__What you need to do__
Identify all lines below that hold "濃度が等しくなる点が存在する" and collect them.

__Rows__
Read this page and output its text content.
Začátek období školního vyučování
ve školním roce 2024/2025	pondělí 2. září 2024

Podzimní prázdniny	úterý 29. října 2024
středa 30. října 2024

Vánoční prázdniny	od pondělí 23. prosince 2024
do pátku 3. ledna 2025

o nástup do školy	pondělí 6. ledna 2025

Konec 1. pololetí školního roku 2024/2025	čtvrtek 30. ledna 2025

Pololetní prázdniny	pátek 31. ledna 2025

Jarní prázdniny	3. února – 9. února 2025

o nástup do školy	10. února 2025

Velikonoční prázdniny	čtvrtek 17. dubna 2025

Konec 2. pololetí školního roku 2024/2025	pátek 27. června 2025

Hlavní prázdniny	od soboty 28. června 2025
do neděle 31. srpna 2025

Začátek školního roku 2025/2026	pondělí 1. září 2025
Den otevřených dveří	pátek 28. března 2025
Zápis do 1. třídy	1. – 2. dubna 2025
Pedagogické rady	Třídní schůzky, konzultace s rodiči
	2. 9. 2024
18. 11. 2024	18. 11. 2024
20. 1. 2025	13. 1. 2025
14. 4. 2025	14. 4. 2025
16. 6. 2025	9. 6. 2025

...

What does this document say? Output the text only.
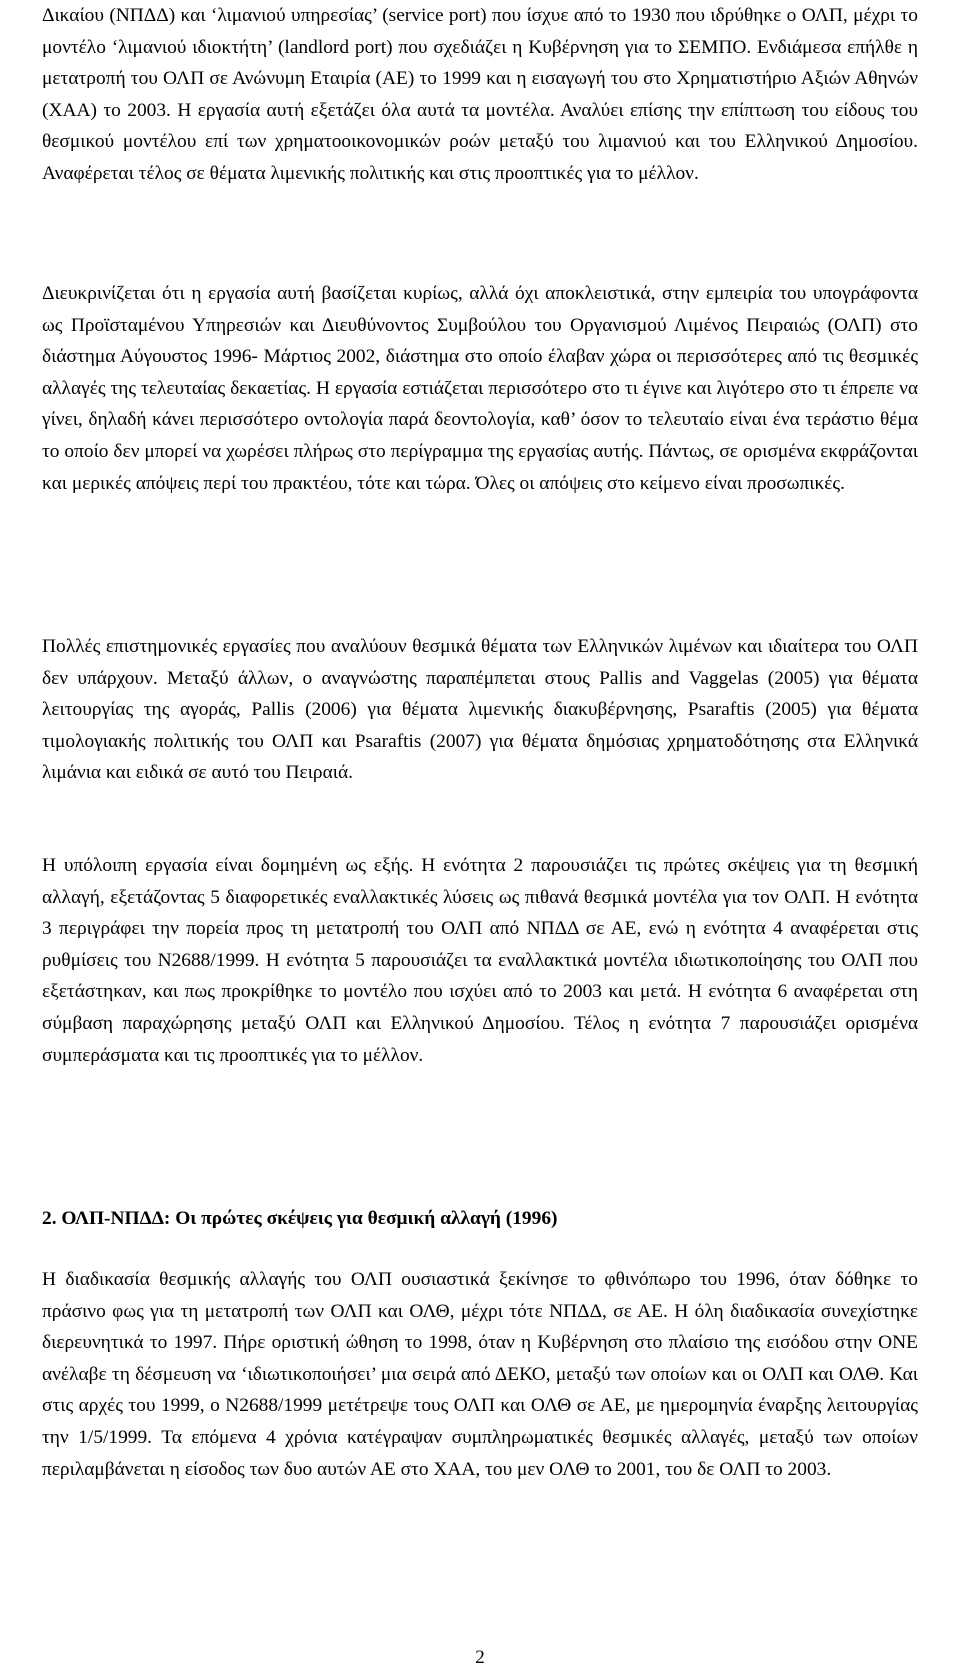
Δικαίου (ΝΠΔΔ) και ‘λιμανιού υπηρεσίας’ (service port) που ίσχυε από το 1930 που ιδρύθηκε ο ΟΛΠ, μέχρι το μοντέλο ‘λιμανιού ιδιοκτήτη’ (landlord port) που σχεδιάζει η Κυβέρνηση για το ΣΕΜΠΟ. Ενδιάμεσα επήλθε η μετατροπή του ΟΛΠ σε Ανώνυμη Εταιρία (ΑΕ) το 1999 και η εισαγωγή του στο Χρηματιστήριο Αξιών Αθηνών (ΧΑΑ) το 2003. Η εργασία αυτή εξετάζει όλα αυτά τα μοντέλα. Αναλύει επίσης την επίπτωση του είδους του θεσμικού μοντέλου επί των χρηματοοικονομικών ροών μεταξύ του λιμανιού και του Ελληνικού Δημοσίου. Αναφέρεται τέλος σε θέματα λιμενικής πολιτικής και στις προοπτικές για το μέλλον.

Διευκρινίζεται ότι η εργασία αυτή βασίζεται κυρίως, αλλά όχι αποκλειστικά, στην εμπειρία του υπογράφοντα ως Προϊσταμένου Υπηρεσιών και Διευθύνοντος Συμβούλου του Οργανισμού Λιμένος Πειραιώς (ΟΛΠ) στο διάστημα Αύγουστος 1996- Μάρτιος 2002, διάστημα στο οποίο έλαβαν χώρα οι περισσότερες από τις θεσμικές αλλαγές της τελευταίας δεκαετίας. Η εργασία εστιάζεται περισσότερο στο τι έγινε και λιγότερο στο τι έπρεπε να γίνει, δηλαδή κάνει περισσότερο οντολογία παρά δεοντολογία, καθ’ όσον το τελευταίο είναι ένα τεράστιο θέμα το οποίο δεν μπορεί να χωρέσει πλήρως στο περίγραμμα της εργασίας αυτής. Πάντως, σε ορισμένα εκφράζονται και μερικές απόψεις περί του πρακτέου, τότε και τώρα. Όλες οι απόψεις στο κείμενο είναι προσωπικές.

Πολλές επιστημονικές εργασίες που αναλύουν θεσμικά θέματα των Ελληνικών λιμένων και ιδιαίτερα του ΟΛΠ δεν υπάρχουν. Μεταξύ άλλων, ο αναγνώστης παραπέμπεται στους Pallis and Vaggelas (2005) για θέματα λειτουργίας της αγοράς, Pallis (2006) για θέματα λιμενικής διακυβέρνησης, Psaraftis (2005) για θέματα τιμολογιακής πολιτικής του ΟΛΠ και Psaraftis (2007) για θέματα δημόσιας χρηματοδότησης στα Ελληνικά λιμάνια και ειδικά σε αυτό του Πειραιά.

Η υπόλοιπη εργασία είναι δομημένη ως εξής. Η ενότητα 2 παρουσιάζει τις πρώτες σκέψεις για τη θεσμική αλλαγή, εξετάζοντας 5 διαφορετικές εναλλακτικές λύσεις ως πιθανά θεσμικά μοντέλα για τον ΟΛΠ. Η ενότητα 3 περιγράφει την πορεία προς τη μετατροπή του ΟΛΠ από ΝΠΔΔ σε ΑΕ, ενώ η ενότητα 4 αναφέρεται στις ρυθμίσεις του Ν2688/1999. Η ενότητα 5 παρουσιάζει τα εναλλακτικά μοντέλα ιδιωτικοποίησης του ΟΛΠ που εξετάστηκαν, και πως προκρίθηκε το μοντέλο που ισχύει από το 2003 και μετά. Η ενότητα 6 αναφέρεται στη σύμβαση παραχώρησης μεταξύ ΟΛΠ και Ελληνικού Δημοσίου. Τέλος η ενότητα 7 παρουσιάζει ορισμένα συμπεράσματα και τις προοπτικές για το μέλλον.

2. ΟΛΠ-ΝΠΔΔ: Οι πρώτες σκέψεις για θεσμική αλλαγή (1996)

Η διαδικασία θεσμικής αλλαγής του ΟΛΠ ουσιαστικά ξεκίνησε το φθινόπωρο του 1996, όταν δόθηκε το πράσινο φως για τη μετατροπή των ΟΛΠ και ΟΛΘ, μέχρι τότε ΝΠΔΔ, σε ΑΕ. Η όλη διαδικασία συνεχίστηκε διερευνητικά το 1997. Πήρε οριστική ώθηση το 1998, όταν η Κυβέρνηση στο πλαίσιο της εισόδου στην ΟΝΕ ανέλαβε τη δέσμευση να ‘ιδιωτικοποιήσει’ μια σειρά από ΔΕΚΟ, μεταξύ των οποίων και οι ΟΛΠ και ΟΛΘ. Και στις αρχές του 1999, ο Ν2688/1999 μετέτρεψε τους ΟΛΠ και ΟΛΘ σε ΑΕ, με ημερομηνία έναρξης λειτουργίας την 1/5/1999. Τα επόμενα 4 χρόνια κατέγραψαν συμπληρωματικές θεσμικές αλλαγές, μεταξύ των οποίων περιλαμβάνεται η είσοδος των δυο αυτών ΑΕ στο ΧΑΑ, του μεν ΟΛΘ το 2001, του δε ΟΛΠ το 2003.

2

--

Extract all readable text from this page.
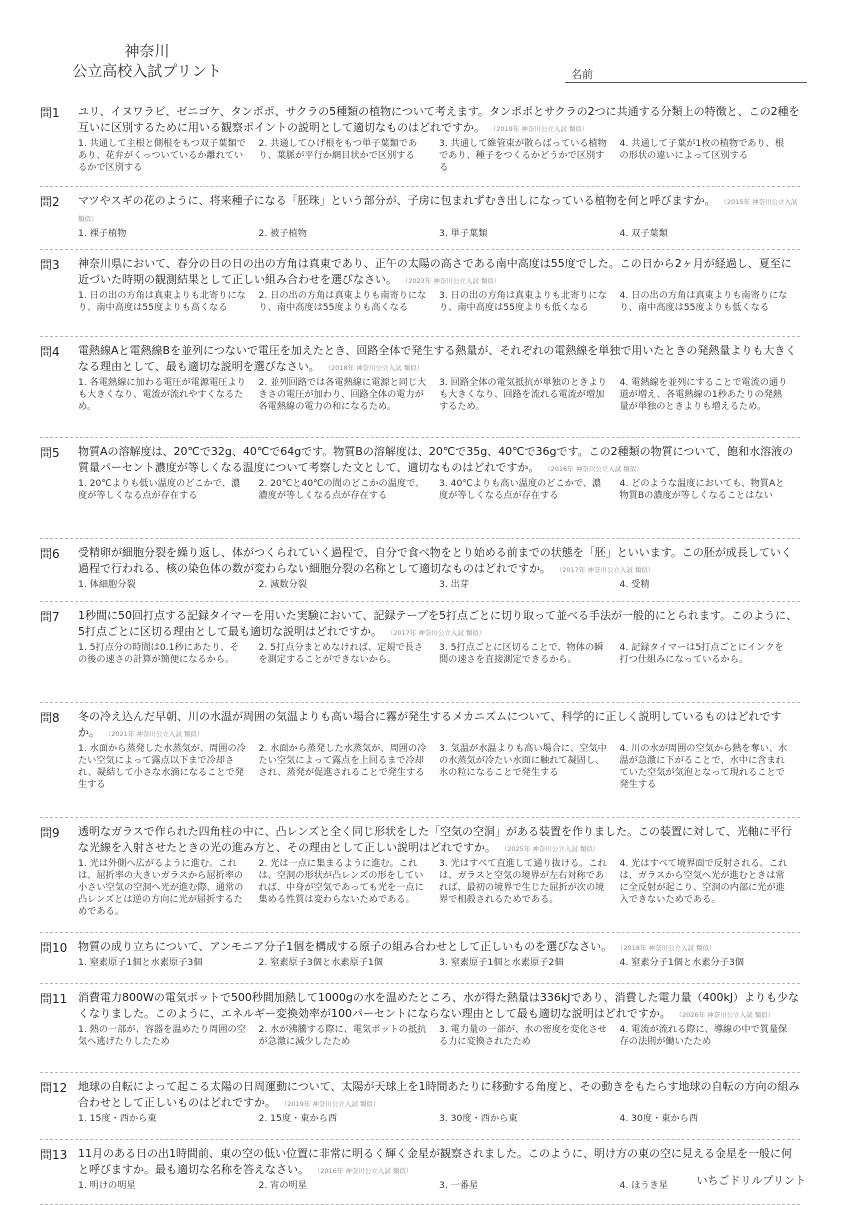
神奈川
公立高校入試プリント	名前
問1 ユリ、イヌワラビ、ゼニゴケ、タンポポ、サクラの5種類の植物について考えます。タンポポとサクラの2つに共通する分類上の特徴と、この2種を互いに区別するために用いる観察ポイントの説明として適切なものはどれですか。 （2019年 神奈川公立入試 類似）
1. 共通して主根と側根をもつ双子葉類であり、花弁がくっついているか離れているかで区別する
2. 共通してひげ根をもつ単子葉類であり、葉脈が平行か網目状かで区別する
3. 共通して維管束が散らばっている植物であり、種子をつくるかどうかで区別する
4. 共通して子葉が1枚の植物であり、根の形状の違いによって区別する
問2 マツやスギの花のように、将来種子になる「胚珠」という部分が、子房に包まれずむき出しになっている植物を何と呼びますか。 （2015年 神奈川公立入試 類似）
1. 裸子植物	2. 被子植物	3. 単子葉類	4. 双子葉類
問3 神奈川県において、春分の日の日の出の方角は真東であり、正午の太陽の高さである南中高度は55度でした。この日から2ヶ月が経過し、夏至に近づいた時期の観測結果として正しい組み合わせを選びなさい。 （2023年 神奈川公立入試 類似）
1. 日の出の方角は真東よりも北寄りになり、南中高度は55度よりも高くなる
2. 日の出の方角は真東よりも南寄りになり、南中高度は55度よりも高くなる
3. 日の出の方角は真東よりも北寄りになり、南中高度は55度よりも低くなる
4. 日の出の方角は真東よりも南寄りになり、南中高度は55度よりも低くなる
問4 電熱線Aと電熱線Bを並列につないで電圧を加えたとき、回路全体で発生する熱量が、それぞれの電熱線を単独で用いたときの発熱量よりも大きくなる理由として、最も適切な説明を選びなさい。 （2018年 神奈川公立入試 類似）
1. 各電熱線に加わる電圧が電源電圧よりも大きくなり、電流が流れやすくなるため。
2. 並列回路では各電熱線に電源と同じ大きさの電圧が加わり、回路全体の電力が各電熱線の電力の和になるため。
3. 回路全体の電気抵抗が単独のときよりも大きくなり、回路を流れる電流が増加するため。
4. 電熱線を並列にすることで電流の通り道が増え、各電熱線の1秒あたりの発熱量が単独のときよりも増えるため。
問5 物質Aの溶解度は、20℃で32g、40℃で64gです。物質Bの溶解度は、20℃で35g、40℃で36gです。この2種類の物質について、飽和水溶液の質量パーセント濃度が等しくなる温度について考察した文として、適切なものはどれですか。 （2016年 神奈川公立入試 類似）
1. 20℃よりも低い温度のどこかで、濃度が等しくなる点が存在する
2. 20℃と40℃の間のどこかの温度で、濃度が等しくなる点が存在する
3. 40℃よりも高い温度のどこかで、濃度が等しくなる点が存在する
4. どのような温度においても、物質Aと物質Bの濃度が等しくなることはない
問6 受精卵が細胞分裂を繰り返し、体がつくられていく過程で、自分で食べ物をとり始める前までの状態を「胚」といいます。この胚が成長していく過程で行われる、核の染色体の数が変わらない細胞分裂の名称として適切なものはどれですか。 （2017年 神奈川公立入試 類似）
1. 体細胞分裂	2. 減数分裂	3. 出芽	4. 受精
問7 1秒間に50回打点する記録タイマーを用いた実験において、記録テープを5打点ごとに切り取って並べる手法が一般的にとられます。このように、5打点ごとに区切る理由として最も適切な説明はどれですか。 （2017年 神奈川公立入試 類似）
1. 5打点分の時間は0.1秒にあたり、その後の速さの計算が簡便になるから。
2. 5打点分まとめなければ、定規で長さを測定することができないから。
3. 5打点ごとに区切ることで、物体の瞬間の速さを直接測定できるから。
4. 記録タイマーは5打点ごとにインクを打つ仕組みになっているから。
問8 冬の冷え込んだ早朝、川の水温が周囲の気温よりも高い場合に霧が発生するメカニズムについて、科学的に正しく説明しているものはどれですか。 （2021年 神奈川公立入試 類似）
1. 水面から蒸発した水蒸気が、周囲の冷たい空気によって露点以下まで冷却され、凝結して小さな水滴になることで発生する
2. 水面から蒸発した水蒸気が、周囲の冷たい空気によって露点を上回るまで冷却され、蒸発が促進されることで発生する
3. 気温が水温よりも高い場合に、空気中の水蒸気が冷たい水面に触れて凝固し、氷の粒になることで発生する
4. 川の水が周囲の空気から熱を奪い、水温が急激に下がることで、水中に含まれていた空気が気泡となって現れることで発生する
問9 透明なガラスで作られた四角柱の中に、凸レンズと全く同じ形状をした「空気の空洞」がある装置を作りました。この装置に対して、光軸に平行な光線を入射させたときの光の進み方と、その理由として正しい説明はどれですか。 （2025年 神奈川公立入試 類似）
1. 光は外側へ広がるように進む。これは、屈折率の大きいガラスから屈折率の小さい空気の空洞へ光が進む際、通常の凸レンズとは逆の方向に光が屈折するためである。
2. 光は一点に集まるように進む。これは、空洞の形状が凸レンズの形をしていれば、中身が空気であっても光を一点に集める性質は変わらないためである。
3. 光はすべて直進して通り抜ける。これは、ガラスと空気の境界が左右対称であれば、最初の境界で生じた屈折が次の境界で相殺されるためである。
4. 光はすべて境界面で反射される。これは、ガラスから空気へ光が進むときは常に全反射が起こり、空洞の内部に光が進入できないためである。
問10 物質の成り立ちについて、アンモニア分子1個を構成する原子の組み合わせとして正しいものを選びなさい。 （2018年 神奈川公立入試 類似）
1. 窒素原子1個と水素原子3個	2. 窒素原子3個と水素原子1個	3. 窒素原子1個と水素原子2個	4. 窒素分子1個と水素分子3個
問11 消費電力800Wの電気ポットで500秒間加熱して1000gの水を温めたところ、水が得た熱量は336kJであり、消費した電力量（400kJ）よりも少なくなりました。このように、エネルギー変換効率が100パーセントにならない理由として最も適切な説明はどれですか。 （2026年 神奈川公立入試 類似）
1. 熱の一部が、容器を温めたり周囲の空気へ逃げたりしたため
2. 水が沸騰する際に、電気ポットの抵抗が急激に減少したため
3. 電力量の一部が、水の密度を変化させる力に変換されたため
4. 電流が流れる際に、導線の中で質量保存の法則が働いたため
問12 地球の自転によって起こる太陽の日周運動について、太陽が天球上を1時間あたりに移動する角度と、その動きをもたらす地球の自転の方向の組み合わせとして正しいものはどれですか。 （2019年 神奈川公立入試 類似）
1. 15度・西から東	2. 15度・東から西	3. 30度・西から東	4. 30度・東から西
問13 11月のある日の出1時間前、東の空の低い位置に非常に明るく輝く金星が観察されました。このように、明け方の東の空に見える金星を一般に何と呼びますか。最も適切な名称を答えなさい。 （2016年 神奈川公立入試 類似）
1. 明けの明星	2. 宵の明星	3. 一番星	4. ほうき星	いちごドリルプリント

__Solution for this task__
1. 20℃よりも低い温度のどこかで、濃度が等しくなる点が存在する
2. 20℃と40℃の間のどこかの温度で、濃度が等しくなる点が存在する
3. 40℃よりも高い温度のどこかで、濃度が等しくなる点が存在する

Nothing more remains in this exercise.